WRITTEN REQUEST ->
Take every line where the string "حاتم" appears and copy it.

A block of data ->
━━━━━━━━━━

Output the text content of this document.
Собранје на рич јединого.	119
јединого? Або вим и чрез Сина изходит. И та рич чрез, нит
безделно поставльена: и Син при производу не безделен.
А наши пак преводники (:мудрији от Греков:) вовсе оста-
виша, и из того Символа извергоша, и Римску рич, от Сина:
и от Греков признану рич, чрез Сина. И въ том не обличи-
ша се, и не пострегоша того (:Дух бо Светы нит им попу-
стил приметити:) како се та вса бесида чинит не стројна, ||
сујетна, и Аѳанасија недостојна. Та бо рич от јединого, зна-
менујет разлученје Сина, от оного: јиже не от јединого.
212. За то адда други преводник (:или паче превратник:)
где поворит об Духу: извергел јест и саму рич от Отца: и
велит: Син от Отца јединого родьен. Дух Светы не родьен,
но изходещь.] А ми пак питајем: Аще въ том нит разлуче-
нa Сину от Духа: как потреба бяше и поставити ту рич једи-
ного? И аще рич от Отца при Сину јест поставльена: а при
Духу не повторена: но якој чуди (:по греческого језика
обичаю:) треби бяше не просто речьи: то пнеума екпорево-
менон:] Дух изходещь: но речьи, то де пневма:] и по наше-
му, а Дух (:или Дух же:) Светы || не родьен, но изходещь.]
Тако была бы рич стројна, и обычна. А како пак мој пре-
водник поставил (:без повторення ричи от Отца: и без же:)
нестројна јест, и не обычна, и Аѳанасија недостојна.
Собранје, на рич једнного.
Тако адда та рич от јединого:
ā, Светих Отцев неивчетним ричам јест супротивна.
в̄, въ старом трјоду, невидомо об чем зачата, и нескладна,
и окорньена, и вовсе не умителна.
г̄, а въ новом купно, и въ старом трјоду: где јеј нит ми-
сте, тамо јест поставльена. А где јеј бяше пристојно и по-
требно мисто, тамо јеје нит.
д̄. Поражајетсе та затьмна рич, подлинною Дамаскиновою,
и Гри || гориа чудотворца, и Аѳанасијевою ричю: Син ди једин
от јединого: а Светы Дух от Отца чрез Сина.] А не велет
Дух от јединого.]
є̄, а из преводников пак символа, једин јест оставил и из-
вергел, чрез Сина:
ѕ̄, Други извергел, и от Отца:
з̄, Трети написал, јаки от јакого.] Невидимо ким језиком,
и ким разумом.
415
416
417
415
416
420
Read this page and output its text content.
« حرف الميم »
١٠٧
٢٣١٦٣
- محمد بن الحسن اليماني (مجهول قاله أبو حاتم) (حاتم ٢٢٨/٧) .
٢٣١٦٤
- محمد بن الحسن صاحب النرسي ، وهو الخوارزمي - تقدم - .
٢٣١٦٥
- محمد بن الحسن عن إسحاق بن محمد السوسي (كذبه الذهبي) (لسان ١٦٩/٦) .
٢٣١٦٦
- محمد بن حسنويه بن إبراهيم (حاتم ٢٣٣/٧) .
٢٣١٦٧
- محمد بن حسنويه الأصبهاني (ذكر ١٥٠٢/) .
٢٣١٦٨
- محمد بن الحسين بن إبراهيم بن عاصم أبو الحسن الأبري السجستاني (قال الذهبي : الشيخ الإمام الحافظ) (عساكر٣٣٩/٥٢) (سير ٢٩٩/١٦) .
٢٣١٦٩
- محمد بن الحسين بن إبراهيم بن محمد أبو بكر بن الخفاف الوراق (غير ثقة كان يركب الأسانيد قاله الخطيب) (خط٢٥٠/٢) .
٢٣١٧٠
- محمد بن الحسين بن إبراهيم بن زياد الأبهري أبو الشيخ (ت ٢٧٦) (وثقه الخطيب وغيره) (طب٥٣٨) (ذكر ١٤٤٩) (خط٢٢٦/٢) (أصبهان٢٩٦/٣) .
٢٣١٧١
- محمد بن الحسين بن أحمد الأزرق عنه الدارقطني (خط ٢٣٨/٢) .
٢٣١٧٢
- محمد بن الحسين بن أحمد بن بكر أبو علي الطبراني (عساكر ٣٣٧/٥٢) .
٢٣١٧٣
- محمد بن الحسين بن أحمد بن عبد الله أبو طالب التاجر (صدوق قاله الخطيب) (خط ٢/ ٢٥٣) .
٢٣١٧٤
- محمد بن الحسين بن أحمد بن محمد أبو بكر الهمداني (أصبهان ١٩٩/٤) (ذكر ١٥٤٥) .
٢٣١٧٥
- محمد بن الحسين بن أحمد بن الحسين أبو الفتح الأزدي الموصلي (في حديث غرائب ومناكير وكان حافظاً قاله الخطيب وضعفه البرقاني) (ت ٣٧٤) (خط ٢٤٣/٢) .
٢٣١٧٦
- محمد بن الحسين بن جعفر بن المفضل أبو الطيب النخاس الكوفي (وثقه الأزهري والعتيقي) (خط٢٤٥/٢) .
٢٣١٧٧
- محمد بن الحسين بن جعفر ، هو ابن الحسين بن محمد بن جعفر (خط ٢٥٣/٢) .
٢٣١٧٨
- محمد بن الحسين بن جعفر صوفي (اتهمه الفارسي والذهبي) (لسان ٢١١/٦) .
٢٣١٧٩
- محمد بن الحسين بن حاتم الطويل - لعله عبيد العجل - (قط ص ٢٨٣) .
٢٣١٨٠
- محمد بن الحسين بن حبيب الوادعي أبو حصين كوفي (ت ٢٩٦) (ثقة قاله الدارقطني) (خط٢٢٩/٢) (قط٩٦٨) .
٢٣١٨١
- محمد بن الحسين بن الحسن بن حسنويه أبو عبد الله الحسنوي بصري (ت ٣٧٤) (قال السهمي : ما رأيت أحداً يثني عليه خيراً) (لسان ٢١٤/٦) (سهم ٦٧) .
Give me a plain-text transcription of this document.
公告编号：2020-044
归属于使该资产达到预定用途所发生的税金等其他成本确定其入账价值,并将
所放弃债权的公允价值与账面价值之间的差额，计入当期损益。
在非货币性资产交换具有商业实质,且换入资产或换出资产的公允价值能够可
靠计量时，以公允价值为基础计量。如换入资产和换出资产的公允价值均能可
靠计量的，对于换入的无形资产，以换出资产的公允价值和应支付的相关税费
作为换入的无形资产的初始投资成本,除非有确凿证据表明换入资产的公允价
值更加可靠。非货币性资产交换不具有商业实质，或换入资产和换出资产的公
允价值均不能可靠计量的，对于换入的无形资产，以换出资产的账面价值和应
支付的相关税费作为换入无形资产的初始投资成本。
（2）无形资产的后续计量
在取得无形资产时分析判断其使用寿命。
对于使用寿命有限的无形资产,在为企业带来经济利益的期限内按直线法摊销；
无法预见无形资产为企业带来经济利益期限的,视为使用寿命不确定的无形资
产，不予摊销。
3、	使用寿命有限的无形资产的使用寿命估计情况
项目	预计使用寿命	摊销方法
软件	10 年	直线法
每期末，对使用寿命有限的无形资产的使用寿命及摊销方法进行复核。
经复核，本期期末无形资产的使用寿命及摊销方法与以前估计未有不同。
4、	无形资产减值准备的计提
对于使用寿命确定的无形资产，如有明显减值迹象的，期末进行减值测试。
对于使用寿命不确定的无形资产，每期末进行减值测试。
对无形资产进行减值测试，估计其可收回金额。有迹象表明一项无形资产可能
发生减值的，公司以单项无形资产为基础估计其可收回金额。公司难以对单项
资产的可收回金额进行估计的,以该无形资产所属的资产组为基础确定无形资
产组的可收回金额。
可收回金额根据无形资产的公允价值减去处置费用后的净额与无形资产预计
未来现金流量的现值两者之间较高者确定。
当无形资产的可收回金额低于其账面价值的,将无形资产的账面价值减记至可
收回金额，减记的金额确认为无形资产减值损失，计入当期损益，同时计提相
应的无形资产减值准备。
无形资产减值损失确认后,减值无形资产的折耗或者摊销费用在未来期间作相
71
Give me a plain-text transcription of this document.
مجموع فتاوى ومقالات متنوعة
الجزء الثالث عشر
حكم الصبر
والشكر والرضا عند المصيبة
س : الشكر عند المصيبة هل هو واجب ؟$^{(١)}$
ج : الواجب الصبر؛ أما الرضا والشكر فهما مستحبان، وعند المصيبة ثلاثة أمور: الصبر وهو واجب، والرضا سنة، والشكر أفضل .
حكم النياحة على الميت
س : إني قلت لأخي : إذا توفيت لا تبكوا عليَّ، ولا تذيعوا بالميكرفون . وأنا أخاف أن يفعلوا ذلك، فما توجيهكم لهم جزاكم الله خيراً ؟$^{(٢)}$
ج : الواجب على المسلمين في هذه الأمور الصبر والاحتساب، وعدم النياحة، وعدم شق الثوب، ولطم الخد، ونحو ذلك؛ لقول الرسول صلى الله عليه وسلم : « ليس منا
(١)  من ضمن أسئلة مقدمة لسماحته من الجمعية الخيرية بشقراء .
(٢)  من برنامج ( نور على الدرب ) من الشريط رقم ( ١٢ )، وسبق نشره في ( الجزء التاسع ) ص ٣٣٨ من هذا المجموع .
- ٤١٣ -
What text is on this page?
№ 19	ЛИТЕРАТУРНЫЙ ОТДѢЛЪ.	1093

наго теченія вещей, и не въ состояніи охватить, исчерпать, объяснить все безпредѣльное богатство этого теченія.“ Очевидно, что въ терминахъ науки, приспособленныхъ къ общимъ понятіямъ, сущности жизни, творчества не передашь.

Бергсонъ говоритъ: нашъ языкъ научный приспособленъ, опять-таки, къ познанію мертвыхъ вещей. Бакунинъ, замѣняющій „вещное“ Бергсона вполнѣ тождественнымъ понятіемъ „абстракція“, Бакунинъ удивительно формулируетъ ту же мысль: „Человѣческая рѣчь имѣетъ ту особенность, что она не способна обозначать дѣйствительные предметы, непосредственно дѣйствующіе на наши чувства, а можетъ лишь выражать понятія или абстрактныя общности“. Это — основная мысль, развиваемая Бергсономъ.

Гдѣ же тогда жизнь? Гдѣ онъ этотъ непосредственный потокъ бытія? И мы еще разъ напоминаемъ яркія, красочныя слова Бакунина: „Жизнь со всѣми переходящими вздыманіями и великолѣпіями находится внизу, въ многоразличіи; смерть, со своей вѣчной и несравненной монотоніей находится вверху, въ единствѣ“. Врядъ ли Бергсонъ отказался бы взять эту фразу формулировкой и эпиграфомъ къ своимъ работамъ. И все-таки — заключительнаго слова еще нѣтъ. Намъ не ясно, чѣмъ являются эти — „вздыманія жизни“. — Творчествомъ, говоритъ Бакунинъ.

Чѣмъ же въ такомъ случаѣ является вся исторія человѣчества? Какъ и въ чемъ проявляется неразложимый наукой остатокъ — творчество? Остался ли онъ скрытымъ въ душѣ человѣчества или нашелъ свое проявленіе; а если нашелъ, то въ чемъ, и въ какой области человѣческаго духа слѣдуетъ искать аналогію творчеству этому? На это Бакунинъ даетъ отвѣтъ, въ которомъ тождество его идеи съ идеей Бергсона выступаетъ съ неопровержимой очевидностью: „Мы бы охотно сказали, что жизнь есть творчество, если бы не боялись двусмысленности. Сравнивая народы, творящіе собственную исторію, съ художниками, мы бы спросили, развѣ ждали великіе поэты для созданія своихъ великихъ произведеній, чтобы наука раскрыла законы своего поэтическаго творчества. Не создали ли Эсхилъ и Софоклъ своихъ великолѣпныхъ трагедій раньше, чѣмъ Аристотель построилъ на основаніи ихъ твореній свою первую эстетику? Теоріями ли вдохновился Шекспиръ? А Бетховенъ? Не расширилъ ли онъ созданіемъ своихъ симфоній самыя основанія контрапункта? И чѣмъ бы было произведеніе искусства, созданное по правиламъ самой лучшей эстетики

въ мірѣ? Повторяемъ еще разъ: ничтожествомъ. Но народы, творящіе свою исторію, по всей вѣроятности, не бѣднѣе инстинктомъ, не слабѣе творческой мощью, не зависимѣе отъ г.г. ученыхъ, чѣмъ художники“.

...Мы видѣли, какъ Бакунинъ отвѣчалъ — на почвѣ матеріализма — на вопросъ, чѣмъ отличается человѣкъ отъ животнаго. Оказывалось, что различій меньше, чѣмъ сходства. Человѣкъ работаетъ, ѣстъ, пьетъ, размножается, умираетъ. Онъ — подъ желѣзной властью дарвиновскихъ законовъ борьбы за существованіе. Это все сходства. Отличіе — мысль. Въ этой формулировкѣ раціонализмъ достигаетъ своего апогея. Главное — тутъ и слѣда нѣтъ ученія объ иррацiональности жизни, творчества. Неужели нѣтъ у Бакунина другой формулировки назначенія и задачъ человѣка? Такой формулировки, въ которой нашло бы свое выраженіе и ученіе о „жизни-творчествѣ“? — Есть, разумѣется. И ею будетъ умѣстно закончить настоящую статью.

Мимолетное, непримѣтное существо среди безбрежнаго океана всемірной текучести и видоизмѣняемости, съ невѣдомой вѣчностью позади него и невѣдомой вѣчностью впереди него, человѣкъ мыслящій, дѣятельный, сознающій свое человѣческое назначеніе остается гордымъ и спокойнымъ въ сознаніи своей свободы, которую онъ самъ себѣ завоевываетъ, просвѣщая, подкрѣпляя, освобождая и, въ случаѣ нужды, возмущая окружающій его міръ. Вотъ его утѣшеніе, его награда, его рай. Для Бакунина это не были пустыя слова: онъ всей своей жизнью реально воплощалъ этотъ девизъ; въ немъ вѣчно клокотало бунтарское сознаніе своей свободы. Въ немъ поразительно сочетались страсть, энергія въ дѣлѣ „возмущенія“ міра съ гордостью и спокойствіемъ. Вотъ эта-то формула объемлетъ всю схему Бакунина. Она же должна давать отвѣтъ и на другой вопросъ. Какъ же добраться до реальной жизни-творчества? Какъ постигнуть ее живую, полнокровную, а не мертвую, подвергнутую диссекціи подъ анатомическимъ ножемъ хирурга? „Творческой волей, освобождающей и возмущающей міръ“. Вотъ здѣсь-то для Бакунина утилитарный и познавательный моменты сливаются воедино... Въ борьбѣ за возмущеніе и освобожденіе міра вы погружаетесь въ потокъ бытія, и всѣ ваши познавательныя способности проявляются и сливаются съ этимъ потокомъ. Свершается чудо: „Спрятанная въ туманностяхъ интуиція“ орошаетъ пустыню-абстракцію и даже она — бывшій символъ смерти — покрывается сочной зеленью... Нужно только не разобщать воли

━━━━━━━━━━

WRITTEN RESPONSE ->
- محمد بن الحسن اليماني (مجهول قاله أبو حاتم) (حاتم ٢٢٨/٧) .
- محمد بن حسنويه بن إبراهيم (حاتم ٢٣٣/٧) .
- محمد بن الحسين بن حاتم الطويل - لعله عبيد العجل - (قط ص ٢٨٣) .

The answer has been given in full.